(Stored records)
begin

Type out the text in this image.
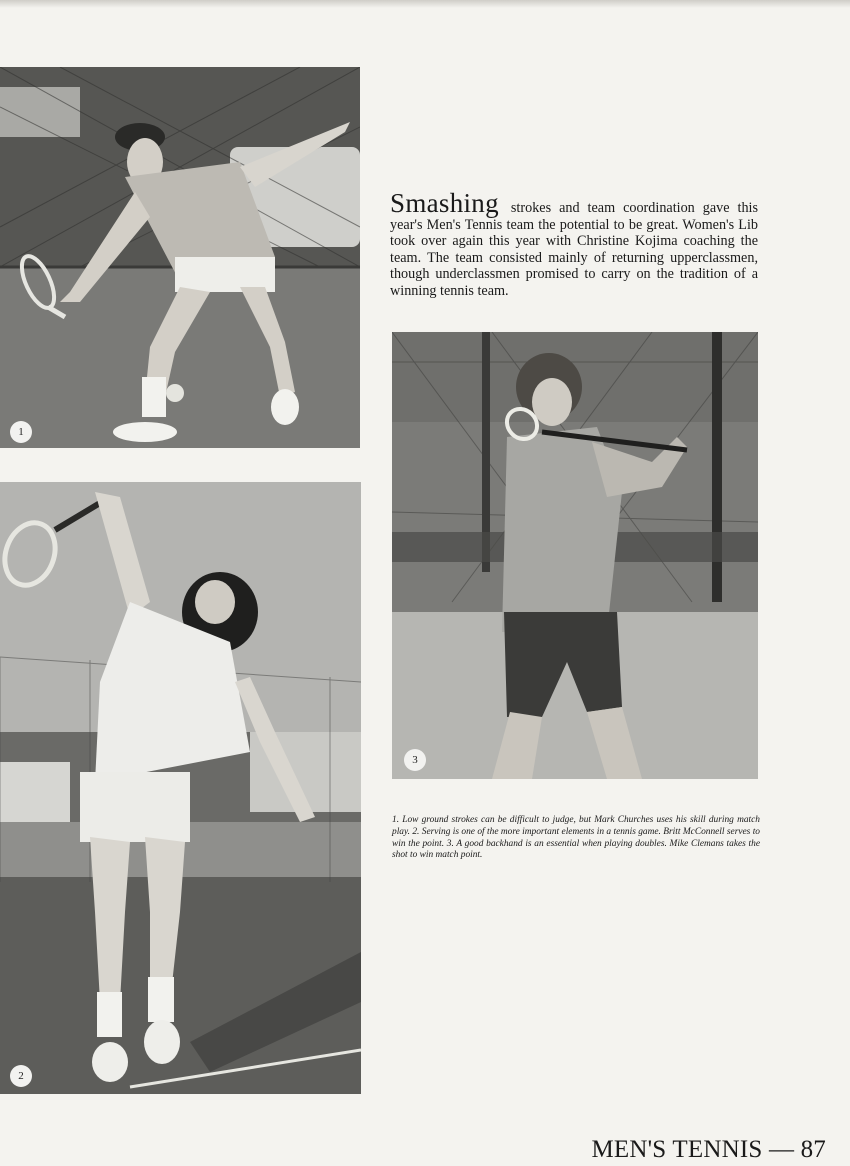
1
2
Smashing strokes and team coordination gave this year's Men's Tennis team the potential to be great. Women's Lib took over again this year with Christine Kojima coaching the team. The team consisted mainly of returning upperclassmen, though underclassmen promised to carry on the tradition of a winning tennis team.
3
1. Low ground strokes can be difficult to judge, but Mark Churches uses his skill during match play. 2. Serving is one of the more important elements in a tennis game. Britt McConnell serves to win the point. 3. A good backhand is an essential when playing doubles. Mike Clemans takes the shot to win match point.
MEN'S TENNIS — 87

end

## Set problem
Pictures are not part of the copy; reproduce everything else in the records exactly.

## Reply to the task
Type out the text in this image.
1
2
Smashing strokes and team coordination gave this year's Men's Tennis team the potential to be great. Women's Lib took over again this year with Christine Kojima coaching the team. The team consisted mainly of returning upperclassmen, though underclassmen promised to carry on the tradition of a winning tennis team.
3
1. Low ground strokes can be difficult to judge, but Mark Churches uses his skill during match play. 2. Serving is one of the more important elements in a tennis game. Britt McConnell serves to win the point. 3. A good backhand is an essential when playing doubles. Mike Clemans takes the shot to win match point.
MEN'S TENNIS — 87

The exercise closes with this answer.